- _EXERCISE_
Convert every line of the material below into a Markdown table with two columns, Row and Entry: number each line in Row and give the line itself in Entry, skipping any blank lines.

Portion of a data file
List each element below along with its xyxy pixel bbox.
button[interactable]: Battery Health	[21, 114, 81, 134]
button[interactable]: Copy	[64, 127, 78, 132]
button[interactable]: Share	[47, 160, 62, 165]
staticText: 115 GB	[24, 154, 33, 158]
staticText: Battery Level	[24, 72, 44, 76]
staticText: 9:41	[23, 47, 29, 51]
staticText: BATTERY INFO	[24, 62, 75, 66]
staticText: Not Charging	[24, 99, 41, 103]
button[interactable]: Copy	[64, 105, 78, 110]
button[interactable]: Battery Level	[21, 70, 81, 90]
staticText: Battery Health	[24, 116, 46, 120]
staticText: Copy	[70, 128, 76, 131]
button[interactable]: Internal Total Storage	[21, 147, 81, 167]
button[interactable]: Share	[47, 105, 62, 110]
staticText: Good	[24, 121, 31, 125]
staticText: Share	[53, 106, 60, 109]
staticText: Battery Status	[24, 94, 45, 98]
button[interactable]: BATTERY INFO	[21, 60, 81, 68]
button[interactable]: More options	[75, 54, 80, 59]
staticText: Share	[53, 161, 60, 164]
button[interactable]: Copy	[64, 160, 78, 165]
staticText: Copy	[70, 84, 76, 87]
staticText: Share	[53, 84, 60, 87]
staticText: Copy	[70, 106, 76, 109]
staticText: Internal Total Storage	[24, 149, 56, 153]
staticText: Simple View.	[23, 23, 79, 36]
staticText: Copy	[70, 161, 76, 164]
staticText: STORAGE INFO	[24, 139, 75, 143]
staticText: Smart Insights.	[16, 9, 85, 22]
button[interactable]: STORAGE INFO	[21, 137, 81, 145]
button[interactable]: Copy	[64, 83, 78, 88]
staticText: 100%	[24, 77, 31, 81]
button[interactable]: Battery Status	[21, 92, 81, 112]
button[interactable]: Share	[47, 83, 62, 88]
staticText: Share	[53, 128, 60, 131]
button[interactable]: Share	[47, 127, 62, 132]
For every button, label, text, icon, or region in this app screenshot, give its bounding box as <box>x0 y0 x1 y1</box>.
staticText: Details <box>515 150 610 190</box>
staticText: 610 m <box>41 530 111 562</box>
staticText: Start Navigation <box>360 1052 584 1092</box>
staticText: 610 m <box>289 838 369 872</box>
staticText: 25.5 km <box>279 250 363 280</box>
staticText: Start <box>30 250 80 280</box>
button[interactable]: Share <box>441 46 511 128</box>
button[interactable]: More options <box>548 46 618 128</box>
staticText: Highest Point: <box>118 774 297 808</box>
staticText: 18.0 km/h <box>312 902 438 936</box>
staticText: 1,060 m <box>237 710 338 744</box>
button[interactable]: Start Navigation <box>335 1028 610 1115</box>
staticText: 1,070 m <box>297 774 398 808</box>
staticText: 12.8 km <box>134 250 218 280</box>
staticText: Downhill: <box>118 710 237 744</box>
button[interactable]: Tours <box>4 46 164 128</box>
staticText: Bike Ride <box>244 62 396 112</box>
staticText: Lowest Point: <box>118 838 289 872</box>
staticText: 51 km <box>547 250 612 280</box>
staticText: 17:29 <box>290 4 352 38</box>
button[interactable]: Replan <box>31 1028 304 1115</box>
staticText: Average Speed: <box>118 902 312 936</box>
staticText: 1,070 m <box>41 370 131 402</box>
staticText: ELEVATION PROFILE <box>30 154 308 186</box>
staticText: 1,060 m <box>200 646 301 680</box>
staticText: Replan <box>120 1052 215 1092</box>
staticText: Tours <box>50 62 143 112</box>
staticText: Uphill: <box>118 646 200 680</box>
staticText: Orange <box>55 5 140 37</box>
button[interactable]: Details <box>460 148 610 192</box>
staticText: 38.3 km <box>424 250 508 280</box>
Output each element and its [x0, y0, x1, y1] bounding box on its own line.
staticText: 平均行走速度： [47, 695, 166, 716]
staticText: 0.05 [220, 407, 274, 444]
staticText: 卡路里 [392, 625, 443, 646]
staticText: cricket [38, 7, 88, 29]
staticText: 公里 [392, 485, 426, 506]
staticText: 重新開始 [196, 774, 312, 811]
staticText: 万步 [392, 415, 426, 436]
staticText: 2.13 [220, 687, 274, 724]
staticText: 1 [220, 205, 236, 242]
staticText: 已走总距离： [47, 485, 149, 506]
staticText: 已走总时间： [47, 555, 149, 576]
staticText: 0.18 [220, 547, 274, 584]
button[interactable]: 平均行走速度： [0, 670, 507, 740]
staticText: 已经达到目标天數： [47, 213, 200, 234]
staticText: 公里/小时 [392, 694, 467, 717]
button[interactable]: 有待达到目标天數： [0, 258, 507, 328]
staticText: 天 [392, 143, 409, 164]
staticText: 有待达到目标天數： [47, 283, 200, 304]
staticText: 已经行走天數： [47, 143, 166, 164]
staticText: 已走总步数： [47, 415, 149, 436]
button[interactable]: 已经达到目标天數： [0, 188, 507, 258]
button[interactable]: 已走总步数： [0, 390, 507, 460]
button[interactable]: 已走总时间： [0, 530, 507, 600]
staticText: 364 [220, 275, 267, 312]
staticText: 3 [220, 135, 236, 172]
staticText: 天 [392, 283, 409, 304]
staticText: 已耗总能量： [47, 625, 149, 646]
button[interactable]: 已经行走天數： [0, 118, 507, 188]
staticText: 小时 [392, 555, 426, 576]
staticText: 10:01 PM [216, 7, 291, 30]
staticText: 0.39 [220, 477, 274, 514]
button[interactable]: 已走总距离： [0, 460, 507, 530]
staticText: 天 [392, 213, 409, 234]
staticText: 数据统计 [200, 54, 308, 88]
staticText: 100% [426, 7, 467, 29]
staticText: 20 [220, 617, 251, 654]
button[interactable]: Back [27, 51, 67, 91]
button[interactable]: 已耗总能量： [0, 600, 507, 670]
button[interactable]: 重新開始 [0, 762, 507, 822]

- _SOLUTION TO THE PROBLEM_
| Row | Entry |
|---|---|
| 1 | List each element below along with its xyxy pixel bbox. |
| 2 | button[interactable]: Battery Health	[21, 114, 81, 134] |
| 3 | button[interactable]: Copy	[64, 127, 78, 132] |
| 4 | button[interactable]: Share	[47, 160, 62, 165] |
| 5 | staticText: 115 GB	[24, 154, 33, 158] |
| 6 | staticText: Battery Level	[24, 72, 44, 76] |
| 7 | staticText: 9:41	[23, 47, 29, 51] |
| 8 | staticText: BATTERY INFO	[24, 62, 75, 66] |
| 9 | staticText: Not Charging	[24, 99, 41, 103] |
| 10 | button[interactable]: Copy	[64, 105, 78, 110] |
| 11 | button[interactable]: Battery Level	[21, 70, 81, 90] |
| 12 | staticText: Battery Health	[24, 116, 46, 120] |
| 13 | staticText: Copy	[70, 128, 76, 131] |
| 14 | button[interactable]: Internal Total Storage	[21, 147, 81, 167] |
| 15 | button[interactable]: Share	[47, 105, 62, 110] |
| 16 | staticText: Good	[24, 121, 31, 125] |
| 17 | staticText: Share	[53, 106, 60, 109] |
| 18 | staticText: Battery Status	[24, 94, 45, 98] |
| 19 | button[interactable]: BATTERY INFO	[21, 60, 81, 68] |
| 20 | button[interactable]: More options	[75, 54, 80, 59] |
| 21 | staticText: Share	[53, 161, 60, 164] |
| 22 | button[interactable]: Copy	[64, 160, 78, 165] |
| 23 | staticText: Copy	[70, 84, 76, 87] |
| 24 | staticText: Share	[53, 84, 60, 87] |
| 25 | staticText: Copy	[70, 106, 76, 109] |
| 26 | staticText: Internal Total Storage	[24, 149, 56, 153] |
| 27 | staticText: Simple View.	[23, 23, 79, 36] |
| 28 | staticText: Copy	[70, 161, 76, 164] |
| 29 | staticText: STORAGE INFO	[24, 139, 75, 143] |
| 30 | staticText: Smart Insights.	[16, 9, 85, 22] |
| 31 | button[interactable]: STORAGE INFO	[21, 137, 81, 145] |
| 32 | button[interactable]: Copy	[64, 83, 78, 88] |
| 33 | staticText: 100%	[24, 77, 31, 81] |
| 34 | button[interactable]: Battery Status	[21, 92, 81, 112] |
| 35 | button[interactable]: Share	[47, 83, 62, 88] |
| 36 | staticText: Share	[53, 128, 60, 131] |
| 37 | button[interactable]: Share	[47, 127, 62, 132] |
| 38 | For every button, label, text, icon, or region in this app screenshot, give its bounding box as <box>x0 y0 x1 y1</box>. |
| 39 | staticText: Details <box>515 150 610 190</box> |
| 40 | staticText: 610 m <box>41 530 111 562</box> |
| 41 | staticText: Start Navigation <box>360 1052 584 1092</box> |
| 42 | staticText: 610 m <box>289 838 369 872</box> |
| 43 | staticText: 25.5 km <box>279 250 363 280</box> |
| 44 | staticText: Start <box>30 250 80 280</box> |
| 45 | button[interactable]: Share <box>441 46 511 128</box> |
| 46 | button[interactable]: More options <box>548 46 618 128</box> |
| 47 | staticText: Highest Point: <box>118 774 297 808</box> |
| 48 | staticText: 18.0 km/h <box>312 902 438 936</box> |
| 49 | staticText: 1,060 m <box>237 710 338 744</box> |
| 50 | button[interactable]: Start Navigation <box>335 1028 610 1115</box> |
| 51 | staticText: 1,070 m <box>297 774 398 808</box> |
| 52 | staticText: 12.8 km <box>134 250 218 280</box> |
| 53 | staticText: Downhill: <box>118 710 237 744</box> |
| 54 | button[interactable]: Tours <box>4 46 164 128</box> |
| 55 | staticText: Bike Ride <box>244 62 396 112</box> |
| 56 | staticText: Lowest Point: <box>118 838 289 872</box> |
| 57 | staticText: 51 km <box>547 250 612 280</box> |
| 58 | staticText: 17:29 <box>290 4 352 38</box> |
| 59 | button[interactable]: Replan <box>31 1028 304 1115</box> |
| 60 | staticText: Average Speed: <box>118 902 312 936</box> |
| 61 | staticText: 1,070 m <box>41 370 131 402</box> |
| 62 | staticText: ELEVATION PROFILE <box>30 154 308 186</box> |
| 63 | staticText: 1,060 m <box>200 646 301 680</box> |
| 64 | staticText: Replan <box>120 1052 215 1092</box> |
| 65 | staticText: Tours <box>50 62 143 112</box> |
| 66 | staticText: Uphill: <box>118 646 200 680</box> |
| 67 | staticText: Orange <box>55 5 140 37</box> |
| 68 | button[interactable]: Details <box>460 148 610 192</box> |
| 69 | staticText: 38.3 km <box>424 250 508 280</box> |
| 70 | Output each element and its [x0, y0, x1, y1] bounding box on its own line. |
| 71 | staticText: 平均行走速度： [47, 695, 166, 716] |
| 72 | staticText: 0.05 [220, 407, 274, 444] |
| 73 | staticText: 卡路里 [392, 625, 443, 646] |
| 74 | staticText: cricket [38, 7, 88, 29] |
| 75 | staticText: 公里 [392, 485, 426, 506] |
| 76 | staticText: 重新開始 [196, 774, 312, 811] |
| 77 | staticText: 万步 [392, 415, 426, 436] |
| 78 | staticText: 2.13 [220, 687, 274, 724] |
| 79 | staticText: 1 [220, 205, 236, 242] |
| 80 | staticText: 已走总距离： [47, 485, 149, 506] |
| 81 | staticText: 已走总时间： [47, 555, 149, 576] |
| 82 | staticText: 0.18 [220, 547, 274, 584] |
| 83 | button[interactable]: 平均行走速度： [0, 670, 507, 740] |
| 84 | staticText: 已经达到目标天數： [47, 213, 200, 234] |
| 85 | staticText: 公里/小时 [392, 694, 467, 717] |
| 86 | button[interactable]: 有待达到目标天數： [0, 258, 507, 328] |
| 87 | staticText: 天 [392, 143, 409, 164] |
| 88 | staticText: 有待达到目标天數： [47, 283, 200, 304] |
| 89 | staticText: 已经行走天數： [47, 143, 166, 164] |
| 90 | staticText: 已走总步数： [47, 415, 149, 436] |
| 91 | button[interactable]: 已经达到目标天數： [0, 188, 507, 258] |
| 92 | button[interactable]: 已走总步数： [0, 390, 507, 460] |
| 93 | button[interactable]: 已走总时间： [0, 530, 507, 600] |
| 94 | staticText: 364 [220, 275, 267, 312] |
| 95 | staticText: 3 [220, 135, 236, 172] |
| 96 | staticText: 天 [392, 283, 409, 304] |
| 97 | staticText: 已耗总能量： [47, 625, 149, 646] |
| 98 | button[interactable]: 已经行走天數： [0, 118, 507, 188] |
| 99 | staticText: 小时 [392, 555, 426, 576] |
| 100 | staticText: 10:01 PM [216, 7, 291, 30] |
| 101 | staticText: 0.39 [220, 477, 274, 514] |
| 102 | button[interactable]: 已走总距离： [0, 460, 507, 530] |
| 103 | staticText: 天 [392, 213, 409, 234] |
| 104 | staticText: 数据统计 [200, 54, 308, 88] |
| 105 | staticText: 100% [426, 7, 467, 29] |
| 106 | staticText: 20 [220, 617, 251, 654] |
| 107 | button[interactable]: Back [27, 51, 67, 91] |
| 108 | button[interactable]: 已耗总能量： [0, 600, 507, 670] |
| 109 | button[interactable]: 重新開始 [0, 762, 507, 822] |